[Start SUPPLIED RECORDS]
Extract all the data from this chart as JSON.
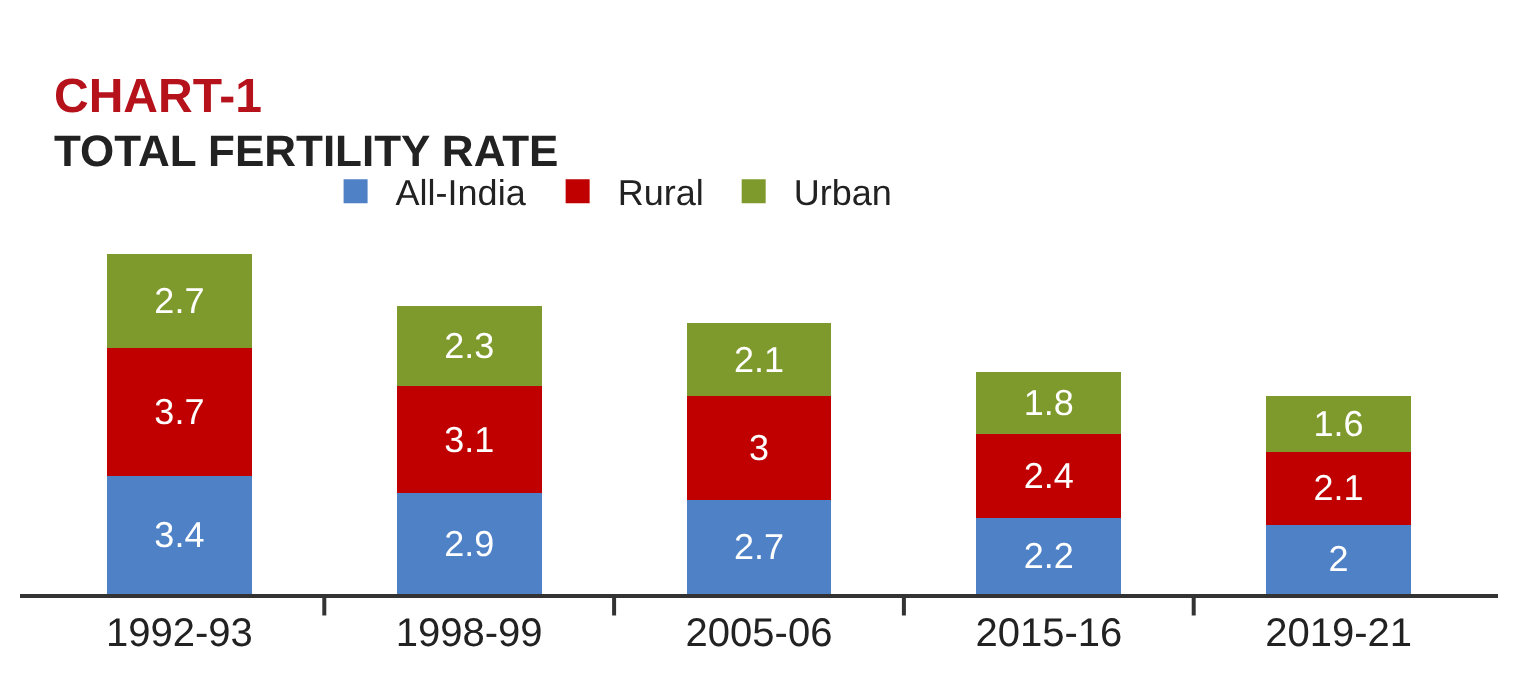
{
  "chart_data": {
    "type": "bar",
    "title": "CHART-1",
    "subtitle": "TOTAL FERTILITY RATE",
    "stacked": true,
    "data_labels": true,
    "legend": "top",
    "tick_labels": "x",
    "categories": [
      "1992-93",
      "1998-99",
      "2005-06",
      "2015-16",
      "2019-21"
    ],
    "series": [
      {
        "name": "All-India",
        "color": "#4f81c7",
        "values": [
          3.4,
          2.9,
          2.7,
          2.2,
          2
        ]
      },
      {
        "name": "Rural",
        "color": "#c00000",
        "values": [
          3.7,
          3.1,
          3,
          2.4,
          2.1
        ]
      },
      {
        "name": "Urban",
        "color": "#7f9a2c",
        "values": [
          2.7,
          2.3,
          2.1,
          1.8,
          1.6
        ]
      }
    ]
  }
}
[End SUPPLIED RECORDS]
_WORK INSTRUCTIONS_: Transcribe the entries above verbatim, omitting their pictures.

_EXERCISE SOLUTION_:
Extract all the data from this chart as JSON.
{
  "chart_data": {
    "type": "bar",
    "title": "CHART-1",
    "subtitle": "TOTAL FERTILITY RATE",
    "stacked": true,
    "data_labels": true,
    "legend": "top",
    "tick_labels": "x",
    "categories": [
      "1992-93",
      "1998-99",
      "2005-06",
      "2015-16",
      "2019-21"
    ],
    "series": [
      {
        "name": "All-India",
        "color": "#4f81c7",
        "values": [
          3.4,
          2.9,
          2.7,
          2.2,
          2
        ]
      },
      {
        "name": "Rural",
        "color": "#c00000",
        "values": [
          3.7,
          3.1,
          3,
          2.4,
          2.1
        ]
      },
      {
        "name": "Urban",
        "color": "#7f9a2c",
        "values": [
          2.7,
          2.3,
          2.1,
          1.8,
          1.6
        ]
      }
    ]
  }
}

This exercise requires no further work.